• **Brief**:
Go through the lines below and copy each one that holds the string "einschl".

[Stored entries]
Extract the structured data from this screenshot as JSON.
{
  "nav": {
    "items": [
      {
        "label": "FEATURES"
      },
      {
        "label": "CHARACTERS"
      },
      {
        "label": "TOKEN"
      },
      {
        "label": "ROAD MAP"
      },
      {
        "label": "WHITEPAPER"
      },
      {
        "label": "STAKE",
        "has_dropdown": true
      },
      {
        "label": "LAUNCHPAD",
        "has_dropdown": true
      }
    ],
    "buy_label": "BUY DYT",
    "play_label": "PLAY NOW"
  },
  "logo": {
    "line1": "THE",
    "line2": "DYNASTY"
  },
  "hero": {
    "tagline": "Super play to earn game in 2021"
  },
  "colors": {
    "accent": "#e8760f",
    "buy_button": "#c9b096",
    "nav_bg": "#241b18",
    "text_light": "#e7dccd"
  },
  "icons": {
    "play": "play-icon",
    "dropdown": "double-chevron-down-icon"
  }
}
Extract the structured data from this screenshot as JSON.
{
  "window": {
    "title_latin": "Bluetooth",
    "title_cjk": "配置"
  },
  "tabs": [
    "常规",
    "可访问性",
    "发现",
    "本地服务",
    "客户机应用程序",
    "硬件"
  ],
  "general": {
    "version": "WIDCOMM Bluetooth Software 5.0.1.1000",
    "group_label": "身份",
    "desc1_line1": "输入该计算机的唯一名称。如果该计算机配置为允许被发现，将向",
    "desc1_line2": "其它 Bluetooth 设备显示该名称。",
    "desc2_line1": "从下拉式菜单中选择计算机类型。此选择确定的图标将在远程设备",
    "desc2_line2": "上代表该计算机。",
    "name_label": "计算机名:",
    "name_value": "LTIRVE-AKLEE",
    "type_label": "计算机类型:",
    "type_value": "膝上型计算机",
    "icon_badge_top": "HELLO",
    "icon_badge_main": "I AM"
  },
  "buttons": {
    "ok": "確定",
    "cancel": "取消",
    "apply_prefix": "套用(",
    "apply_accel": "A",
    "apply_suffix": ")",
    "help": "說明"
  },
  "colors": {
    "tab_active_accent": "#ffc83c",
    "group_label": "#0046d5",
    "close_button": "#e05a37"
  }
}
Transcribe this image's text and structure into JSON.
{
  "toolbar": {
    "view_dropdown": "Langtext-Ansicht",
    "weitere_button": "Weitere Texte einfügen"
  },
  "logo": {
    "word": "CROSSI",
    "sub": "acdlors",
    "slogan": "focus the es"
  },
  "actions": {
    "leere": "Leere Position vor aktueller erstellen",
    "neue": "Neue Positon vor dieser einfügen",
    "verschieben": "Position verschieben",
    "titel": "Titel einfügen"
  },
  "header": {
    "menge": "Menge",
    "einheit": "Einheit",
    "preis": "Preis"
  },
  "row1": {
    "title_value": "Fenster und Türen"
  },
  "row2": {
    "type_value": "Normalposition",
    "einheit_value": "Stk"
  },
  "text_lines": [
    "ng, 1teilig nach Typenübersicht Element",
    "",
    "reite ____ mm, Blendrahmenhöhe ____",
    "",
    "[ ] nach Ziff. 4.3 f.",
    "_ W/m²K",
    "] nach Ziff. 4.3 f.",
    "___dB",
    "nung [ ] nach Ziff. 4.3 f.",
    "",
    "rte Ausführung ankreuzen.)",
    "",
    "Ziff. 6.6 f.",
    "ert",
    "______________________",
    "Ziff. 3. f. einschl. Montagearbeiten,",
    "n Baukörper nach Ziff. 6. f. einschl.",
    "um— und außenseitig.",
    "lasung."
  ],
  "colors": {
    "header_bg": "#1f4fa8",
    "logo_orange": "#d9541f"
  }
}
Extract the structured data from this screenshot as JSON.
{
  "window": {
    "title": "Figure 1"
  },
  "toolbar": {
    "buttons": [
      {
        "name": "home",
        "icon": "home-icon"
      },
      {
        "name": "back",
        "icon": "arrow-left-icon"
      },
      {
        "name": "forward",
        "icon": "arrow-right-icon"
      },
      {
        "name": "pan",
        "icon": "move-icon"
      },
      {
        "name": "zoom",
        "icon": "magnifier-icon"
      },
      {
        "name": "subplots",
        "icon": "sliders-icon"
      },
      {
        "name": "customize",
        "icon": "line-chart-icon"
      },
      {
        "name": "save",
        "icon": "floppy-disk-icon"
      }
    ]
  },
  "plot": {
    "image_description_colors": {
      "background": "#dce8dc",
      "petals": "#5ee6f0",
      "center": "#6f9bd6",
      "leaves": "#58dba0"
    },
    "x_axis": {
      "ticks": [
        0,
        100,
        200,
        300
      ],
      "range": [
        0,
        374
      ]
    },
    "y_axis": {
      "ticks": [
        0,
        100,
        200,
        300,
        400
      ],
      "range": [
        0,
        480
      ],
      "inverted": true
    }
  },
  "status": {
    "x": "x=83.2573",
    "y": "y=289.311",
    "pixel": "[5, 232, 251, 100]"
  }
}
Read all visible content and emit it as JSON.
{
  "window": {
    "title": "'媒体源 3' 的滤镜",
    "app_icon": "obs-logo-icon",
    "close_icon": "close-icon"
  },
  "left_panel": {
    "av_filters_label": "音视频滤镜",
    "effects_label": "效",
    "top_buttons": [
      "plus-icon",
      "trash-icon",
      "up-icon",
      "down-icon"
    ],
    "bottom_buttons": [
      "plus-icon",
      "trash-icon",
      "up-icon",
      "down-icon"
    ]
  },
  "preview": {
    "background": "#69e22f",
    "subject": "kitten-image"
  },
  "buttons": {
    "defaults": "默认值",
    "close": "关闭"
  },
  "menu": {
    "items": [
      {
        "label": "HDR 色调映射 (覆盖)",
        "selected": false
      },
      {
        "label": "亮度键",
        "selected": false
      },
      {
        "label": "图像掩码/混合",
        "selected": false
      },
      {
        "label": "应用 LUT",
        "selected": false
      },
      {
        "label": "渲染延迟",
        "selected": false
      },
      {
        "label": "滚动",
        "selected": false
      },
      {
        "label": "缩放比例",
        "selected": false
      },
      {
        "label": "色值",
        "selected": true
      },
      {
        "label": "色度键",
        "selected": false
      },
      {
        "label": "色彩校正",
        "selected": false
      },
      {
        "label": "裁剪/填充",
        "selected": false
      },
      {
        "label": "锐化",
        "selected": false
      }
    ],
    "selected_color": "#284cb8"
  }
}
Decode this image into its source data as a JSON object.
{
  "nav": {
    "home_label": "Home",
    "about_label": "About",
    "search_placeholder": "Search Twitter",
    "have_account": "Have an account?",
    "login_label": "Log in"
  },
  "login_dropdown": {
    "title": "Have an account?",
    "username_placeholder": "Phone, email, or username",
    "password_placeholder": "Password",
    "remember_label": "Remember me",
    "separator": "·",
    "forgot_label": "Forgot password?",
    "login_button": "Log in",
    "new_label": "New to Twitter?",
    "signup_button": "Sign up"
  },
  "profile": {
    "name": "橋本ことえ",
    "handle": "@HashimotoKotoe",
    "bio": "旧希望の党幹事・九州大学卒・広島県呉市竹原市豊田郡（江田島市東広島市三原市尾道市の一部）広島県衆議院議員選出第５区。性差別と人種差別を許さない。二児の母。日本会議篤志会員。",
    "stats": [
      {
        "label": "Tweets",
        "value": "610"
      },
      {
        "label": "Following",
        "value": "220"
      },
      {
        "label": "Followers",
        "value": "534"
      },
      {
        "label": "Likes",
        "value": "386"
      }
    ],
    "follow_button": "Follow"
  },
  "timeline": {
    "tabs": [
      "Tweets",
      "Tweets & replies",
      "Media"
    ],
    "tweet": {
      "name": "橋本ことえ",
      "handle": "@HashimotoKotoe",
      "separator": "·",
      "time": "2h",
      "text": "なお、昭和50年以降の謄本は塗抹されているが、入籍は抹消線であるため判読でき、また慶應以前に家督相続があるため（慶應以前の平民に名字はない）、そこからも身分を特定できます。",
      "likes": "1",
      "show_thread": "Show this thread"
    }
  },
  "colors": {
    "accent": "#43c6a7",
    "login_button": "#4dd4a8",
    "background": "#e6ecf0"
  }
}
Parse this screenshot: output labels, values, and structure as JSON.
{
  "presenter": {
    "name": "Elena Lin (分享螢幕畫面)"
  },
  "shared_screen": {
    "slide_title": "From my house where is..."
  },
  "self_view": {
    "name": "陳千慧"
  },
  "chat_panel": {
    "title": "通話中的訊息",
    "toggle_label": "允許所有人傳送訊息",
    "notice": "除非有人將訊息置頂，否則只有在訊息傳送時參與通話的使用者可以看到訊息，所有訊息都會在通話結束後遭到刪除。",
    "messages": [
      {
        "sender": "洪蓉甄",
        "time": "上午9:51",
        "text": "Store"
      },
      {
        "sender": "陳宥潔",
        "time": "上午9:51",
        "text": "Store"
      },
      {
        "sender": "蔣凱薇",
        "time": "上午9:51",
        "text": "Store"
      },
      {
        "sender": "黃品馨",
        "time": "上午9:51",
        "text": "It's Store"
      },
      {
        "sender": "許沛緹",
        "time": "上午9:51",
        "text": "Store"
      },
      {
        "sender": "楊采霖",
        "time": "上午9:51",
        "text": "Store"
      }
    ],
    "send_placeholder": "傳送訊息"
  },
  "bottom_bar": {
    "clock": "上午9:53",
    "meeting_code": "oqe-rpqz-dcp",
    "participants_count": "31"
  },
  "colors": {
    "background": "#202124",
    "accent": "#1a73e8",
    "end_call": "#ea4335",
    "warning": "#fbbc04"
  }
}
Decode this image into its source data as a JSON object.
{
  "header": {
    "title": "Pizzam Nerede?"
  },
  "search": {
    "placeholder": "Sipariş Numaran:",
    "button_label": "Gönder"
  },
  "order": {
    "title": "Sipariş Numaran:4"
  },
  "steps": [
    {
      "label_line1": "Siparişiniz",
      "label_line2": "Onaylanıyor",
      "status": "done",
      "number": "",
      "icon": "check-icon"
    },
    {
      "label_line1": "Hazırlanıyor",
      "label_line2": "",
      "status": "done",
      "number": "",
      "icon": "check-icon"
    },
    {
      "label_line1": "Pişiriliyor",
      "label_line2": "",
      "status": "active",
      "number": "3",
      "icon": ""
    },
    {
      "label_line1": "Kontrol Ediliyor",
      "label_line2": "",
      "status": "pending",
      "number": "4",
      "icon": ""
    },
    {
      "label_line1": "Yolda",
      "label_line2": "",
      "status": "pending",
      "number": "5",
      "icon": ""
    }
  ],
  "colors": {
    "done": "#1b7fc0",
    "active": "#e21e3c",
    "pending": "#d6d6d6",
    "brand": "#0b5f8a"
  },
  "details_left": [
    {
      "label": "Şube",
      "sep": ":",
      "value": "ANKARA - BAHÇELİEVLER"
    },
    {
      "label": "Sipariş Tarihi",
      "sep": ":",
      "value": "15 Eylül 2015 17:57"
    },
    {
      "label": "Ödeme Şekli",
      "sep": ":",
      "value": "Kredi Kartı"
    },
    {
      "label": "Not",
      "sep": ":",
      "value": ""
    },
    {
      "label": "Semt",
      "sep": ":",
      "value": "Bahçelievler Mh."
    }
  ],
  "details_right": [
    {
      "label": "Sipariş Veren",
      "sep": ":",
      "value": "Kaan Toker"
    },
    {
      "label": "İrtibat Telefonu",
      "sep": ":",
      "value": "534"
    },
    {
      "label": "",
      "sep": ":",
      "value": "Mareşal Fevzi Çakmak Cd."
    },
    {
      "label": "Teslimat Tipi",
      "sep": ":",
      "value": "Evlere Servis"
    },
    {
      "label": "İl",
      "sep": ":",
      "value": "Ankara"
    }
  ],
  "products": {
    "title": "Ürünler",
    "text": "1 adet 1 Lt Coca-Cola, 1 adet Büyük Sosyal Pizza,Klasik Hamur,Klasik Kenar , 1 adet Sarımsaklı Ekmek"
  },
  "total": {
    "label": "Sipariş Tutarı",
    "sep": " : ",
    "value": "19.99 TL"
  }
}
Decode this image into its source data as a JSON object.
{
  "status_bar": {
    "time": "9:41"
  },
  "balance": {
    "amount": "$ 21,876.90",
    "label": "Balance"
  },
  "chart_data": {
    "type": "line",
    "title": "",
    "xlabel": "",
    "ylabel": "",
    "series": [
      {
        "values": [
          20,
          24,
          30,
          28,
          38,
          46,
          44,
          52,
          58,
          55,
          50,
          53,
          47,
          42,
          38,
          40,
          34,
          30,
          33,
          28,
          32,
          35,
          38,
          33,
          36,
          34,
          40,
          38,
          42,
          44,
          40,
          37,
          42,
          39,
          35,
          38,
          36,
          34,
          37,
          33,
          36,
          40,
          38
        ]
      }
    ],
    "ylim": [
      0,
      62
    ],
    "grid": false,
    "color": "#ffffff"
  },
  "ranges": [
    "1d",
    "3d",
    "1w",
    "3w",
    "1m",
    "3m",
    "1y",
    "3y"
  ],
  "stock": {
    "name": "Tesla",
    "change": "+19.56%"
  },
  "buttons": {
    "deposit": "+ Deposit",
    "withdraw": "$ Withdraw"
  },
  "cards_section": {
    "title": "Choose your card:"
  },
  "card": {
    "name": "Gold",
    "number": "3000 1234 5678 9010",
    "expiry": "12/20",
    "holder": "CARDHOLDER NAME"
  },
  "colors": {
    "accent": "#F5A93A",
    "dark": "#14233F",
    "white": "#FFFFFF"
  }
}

• **Final answer**:
    "Ziff. 3. f. einschl. Montagearbeiten,",
    "n Baukörper nach Ziff. 6. f. einschl.",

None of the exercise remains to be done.